**STORED DATA:**

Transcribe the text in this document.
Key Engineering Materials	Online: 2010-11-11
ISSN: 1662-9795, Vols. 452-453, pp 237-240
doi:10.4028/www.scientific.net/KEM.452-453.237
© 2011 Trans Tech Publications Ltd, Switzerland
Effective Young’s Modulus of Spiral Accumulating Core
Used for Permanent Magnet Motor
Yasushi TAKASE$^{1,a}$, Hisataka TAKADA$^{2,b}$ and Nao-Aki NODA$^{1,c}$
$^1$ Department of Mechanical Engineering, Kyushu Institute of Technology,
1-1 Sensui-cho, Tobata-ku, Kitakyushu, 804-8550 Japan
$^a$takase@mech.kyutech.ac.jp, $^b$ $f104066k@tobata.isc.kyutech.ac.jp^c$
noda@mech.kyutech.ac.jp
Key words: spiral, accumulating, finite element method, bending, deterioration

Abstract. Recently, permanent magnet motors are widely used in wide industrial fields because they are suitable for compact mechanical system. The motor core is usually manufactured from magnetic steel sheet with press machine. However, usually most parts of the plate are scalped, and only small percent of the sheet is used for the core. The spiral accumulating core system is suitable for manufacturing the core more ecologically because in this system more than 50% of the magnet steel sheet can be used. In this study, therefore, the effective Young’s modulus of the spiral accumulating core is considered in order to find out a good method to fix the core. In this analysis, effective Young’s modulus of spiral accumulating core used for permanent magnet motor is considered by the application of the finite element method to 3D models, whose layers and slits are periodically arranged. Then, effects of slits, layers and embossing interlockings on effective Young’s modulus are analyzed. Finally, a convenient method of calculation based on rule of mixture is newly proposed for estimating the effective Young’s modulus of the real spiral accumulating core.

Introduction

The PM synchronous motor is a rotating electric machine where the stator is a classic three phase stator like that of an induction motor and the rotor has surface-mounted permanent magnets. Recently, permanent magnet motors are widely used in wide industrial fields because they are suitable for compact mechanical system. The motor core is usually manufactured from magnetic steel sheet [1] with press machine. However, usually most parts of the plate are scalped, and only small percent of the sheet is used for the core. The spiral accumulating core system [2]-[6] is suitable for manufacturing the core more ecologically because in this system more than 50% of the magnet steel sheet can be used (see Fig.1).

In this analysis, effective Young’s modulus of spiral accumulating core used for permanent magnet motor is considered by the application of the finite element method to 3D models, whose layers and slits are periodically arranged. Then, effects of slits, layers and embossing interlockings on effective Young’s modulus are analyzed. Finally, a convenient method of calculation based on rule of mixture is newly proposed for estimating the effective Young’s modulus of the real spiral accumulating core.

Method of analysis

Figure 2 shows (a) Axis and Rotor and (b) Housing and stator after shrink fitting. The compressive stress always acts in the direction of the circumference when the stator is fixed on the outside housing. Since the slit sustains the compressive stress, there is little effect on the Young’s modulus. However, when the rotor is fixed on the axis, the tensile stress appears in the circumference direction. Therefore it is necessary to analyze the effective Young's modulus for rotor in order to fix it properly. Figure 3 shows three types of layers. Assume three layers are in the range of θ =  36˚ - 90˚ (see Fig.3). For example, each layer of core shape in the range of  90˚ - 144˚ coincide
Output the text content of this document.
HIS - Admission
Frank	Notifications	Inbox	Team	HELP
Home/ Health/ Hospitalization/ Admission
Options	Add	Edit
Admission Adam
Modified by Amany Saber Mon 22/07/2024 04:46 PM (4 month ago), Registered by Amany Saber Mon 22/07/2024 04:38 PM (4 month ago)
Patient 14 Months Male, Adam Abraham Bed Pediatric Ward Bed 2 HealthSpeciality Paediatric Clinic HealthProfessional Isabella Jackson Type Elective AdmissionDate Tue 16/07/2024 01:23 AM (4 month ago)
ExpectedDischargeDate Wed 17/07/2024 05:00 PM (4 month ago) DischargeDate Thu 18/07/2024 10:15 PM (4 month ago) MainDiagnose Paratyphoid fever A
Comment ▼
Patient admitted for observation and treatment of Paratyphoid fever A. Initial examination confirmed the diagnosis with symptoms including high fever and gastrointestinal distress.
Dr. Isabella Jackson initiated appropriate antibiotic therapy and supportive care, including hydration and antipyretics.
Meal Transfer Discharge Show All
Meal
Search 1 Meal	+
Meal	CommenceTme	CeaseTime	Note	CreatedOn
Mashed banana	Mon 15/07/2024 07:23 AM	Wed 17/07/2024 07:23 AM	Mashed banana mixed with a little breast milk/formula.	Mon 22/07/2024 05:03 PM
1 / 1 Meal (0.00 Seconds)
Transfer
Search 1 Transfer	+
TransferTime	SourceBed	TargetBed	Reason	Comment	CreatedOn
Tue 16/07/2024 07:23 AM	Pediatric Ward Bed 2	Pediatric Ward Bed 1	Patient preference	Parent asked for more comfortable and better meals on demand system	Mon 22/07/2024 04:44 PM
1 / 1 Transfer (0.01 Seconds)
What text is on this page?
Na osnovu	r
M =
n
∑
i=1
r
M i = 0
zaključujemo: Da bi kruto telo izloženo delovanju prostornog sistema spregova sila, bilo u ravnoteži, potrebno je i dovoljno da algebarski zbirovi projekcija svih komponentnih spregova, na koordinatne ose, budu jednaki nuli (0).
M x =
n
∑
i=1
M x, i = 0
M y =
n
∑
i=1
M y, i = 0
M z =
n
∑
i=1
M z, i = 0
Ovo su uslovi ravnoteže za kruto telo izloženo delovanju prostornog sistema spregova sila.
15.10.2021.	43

**STATED TASK:** Restate each of the entries above verbatim.

**THE COMPLETED TASK:**
Transcribe the text in this document.
Key Engineering Materials	Online: 2010-11-11
ISSN: 1662-9795, Vols. 452-453, pp 237-240
doi:10.4028/www.scientific.net/KEM.452-453.237
© 2011 Trans Tech Publications Ltd, Switzerland
Effective Young’s Modulus of Spiral Accumulating Core
Used for Permanent Magnet Motor
Yasushi TAKASE$^{1,a}$, Hisataka TAKADA$^{2,b}$ and Nao-Aki NODA$^{1,c}$
$^1$ Department of Mechanical Engineering, Kyushu Institute of Technology,
1-1 Sensui-cho, Tobata-ku, Kitakyushu, 804-8550 Japan
$^a$takase@mech.kyutech.ac.jp, $^b$ $f104066k@tobata.isc.kyutech.ac.jp^c$
noda@mech.kyutech.ac.jp
Key words: spiral, accumulating, finite element method, bending, deterioration

Abstract. Recently, permanent magnet motors are widely used in wide industrial fields because they are suitable for compact mechanical system. The motor core is usually manufactured from magnetic steel sheet with press machine. However, usually most parts of the plate are scalped, and only small percent of the sheet is used for the core. The spiral accumulating core system is suitable for manufacturing the core more ecologically because in this system more than 50% of the magnet steel sheet can be used. In this study, therefore, the effective Young’s modulus of the spiral accumulating core is considered in order to find out a good method to fix the core. In this analysis, effective Young’s modulus of spiral accumulating core used for permanent magnet motor is considered by the application of the finite element method to 3D models, whose layers and slits are periodically arranged. Then, effects of slits, layers and embossing interlockings on effective Young’s modulus are analyzed. Finally, a convenient method of calculation based on rule of mixture is newly proposed for estimating the effective Young’s modulus of the real spiral accumulating core.

Introduction

The PM synchronous motor is a rotating electric machine where the stator is a classic three phase stator like that of an induction motor and the rotor has surface-mounted permanent magnets. Recently, permanent magnet motors are widely used in wide industrial fields because they are suitable for compact mechanical system. The motor core is usually manufactured from magnetic steel sheet [1] with press machine. However, usually most parts of the plate are scalped, and only small percent of the sheet is used for the core. The spiral accumulating core system [2]-[6] is suitable for manufacturing the core more ecologically because in this system more than 50% of the magnet steel sheet can be used (see Fig.1).

In this analysis, effective Young’s modulus of spiral accumulating core used for permanent magnet motor is considered by the application of the finite element method to 3D models, whose layers and slits are periodically arranged. Then, effects of slits, layers and embossing interlockings on effective Young’s modulus are analyzed. Finally, a convenient method of calculation based on rule of mixture is newly proposed for estimating the effective Young’s modulus of the real spiral accumulating core.

Method of analysis

Figure 2 shows (a) Axis and Rotor and (b) Housing and stator after shrink fitting. The compressive stress always acts in the direction of the circumference when the stator is fixed on the outside housing. Since the slit sustains the compressive stress, there is little effect on the Young’s modulus. However, when the rotor is fixed on the axis, the tensile stress appears in the circumference direction. Therefore it is necessary to analyze the effective Young's modulus for rotor in order to fix it properly. Figure 3 shows three types of layers. Assume three layers are in the range of θ =  36˚ - 90˚ (see Fig.3). For example, each layer of core shape in the range of  90˚ - 144˚ coincide
Output the text content of this document.
HIS - Admission
Frank	Notifications	Inbox	Team	HELP
Home/ Health/ Hospitalization/ Admission
Options	Add	Edit
Admission Adam
Modified by Amany Saber Mon 22/07/2024 04:46 PM (4 month ago), Registered by Amany Saber Mon 22/07/2024 04:38 PM (4 month ago)
Patient 14 Months Male, Adam Abraham Bed Pediatric Ward Bed 2 HealthSpeciality Paediatric Clinic HealthProfessional Isabella Jackson Type Elective AdmissionDate Tue 16/07/2024 01:23 AM (4 month ago)
ExpectedDischargeDate Wed 17/07/2024 05:00 PM (4 month ago) DischargeDate Thu 18/07/2024 10:15 PM (4 month ago) MainDiagnose Paratyphoid fever A
Comment ▼
Patient admitted for observation and treatment of Paratyphoid fever A. Initial examination confirmed the diagnosis with symptoms including high fever and gastrointestinal distress.
Dr. Isabella Jackson initiated appropriate antibiotic therapy and supportive care, including hydration and antipyretics.
Meal Transfer Discharge Show All
Meal
Search 1 Meal	+
Meal	CommenceTme	CeaseTime	Note	CreatedOn
Mashed banana	Mon 15/07/2024 07:23 AM	Wed 17/07/2024 07:23 AM	Mashed banana mixed with a little breast milk/formula.	Mon 22/07/2024 05:03 PM
1 / 1 Meal (0.00 Seconds)
Transfer
Search 1 Transfer	+
TransferTime	SourceBed	TargetBed	Reason	Comment	CreatedOn
Tue 16/07/2024 07:23 AM	Pediatric Ward Bed 2	Pediatric Ward Bed 1	Patient preference	Parent asked for more comfortable and better meals on demand system	Mon 22/07/2024 04:44 PM
1 / 1 Transfer (0.01 Seconds)
What text is on this page?
Na osnovu	r
M =
n
∑
i=1
r
M i = 0
zaključujemo: Da bi kruto telo izloženo delovanju prostornog sistema spregova sila, bilo u ravnoteži, potrebno je i dovoljno da algebarski zbirovi projekcija svih komponentnih spregova, na koordinatne ose, budu jednaki nuli (0).
M x =
n
∑
i=1
M x, i = 0
M y =
n
∑
i=1
M y, i = 0
M z =
n
∑
i=1
M z, i = 0
Ovo su uslovi ravnoteže za kruto telo izloženo delovanju prostornog sistema spregova sila.
15.10.2021.	43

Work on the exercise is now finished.